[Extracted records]
◆ ◆ ◆ ◆ ◆ ◆ ◆

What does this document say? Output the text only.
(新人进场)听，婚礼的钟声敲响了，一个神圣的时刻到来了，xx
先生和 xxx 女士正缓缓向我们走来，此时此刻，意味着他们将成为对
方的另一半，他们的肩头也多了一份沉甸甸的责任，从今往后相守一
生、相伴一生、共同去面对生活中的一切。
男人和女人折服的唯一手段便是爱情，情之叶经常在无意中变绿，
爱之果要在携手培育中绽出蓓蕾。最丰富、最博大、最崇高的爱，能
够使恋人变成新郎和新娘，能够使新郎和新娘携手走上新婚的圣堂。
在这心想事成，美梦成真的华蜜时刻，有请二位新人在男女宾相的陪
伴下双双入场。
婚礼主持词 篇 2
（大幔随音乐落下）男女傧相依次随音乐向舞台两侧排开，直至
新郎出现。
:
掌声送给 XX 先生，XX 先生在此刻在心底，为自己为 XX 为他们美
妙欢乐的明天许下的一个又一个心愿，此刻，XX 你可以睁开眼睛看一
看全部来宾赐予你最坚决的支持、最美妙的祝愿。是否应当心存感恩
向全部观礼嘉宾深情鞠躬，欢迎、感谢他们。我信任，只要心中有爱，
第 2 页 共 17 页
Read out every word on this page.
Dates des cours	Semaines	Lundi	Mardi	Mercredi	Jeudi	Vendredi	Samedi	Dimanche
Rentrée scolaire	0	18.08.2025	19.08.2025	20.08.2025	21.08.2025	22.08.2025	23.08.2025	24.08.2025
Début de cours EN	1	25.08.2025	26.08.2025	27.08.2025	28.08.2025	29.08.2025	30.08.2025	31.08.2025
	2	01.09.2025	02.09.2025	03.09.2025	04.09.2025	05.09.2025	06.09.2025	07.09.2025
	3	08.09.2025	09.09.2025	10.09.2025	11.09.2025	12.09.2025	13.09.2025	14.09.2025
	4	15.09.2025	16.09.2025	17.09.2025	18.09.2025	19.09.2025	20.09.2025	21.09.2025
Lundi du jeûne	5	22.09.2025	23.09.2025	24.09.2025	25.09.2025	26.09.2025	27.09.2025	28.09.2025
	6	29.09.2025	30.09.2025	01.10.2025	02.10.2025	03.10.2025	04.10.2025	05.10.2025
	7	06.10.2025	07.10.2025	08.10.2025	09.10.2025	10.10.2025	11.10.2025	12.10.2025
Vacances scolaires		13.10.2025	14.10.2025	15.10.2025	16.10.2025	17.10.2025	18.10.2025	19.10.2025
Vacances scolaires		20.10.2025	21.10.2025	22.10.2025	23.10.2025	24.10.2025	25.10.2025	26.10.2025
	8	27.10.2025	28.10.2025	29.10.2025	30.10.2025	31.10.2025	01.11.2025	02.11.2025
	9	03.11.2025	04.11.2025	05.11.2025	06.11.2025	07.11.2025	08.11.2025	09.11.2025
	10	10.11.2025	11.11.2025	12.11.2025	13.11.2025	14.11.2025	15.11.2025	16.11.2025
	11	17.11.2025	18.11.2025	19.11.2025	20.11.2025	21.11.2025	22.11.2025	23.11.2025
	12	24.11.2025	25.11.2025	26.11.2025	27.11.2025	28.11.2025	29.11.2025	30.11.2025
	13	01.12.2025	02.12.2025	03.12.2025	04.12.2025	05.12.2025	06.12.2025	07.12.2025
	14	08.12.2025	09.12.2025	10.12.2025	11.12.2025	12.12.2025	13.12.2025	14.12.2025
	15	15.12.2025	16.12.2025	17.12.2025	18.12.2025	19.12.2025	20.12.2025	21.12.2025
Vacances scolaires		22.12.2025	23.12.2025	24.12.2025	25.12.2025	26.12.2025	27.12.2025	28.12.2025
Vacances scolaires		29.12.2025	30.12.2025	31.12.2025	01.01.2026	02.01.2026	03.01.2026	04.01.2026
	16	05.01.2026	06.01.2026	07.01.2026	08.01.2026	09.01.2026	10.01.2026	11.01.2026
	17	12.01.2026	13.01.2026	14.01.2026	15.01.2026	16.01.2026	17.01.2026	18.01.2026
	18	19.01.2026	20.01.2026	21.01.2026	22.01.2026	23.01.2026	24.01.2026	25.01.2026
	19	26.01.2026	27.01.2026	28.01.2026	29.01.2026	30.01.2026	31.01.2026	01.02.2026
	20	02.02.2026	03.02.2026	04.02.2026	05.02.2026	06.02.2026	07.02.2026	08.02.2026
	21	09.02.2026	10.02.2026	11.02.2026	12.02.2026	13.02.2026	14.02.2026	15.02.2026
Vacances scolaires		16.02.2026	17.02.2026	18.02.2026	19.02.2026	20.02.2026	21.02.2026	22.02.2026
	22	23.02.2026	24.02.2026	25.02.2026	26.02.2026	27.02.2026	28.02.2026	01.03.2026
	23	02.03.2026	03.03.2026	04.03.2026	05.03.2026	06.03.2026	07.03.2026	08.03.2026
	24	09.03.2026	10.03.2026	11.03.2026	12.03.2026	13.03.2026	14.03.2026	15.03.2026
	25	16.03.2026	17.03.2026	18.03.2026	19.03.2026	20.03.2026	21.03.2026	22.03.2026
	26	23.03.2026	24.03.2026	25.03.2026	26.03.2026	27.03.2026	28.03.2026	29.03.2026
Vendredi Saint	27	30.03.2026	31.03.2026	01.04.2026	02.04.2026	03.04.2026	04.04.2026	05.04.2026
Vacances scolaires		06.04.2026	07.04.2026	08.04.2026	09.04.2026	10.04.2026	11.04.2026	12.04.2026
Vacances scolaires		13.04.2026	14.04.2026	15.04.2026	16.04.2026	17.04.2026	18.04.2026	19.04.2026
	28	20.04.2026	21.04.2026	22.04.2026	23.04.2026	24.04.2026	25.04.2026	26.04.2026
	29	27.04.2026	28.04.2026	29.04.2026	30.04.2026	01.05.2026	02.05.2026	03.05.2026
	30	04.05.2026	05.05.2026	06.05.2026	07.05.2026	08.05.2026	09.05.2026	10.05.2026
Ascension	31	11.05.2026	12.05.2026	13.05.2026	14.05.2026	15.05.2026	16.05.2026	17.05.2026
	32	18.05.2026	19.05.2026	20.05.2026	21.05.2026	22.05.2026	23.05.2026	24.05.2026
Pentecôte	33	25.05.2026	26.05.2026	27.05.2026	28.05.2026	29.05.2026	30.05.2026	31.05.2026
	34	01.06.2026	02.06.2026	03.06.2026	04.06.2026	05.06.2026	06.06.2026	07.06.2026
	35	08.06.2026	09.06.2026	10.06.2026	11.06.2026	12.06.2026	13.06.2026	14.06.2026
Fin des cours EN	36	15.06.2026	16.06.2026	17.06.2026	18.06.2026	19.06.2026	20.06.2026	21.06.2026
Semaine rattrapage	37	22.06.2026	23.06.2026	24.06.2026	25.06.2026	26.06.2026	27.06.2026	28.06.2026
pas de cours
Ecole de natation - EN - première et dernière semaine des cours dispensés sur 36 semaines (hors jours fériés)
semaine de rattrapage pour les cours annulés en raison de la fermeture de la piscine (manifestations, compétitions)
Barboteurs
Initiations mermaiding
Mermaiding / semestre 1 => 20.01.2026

◆ ◆ ◆ ◆ ◆ ◆ ◆

§ Objective:
Pick out and copy every line that contains the word "this".

§ Answer to the exercise:
What does this document say? Output the text only.
Read out every word on this page.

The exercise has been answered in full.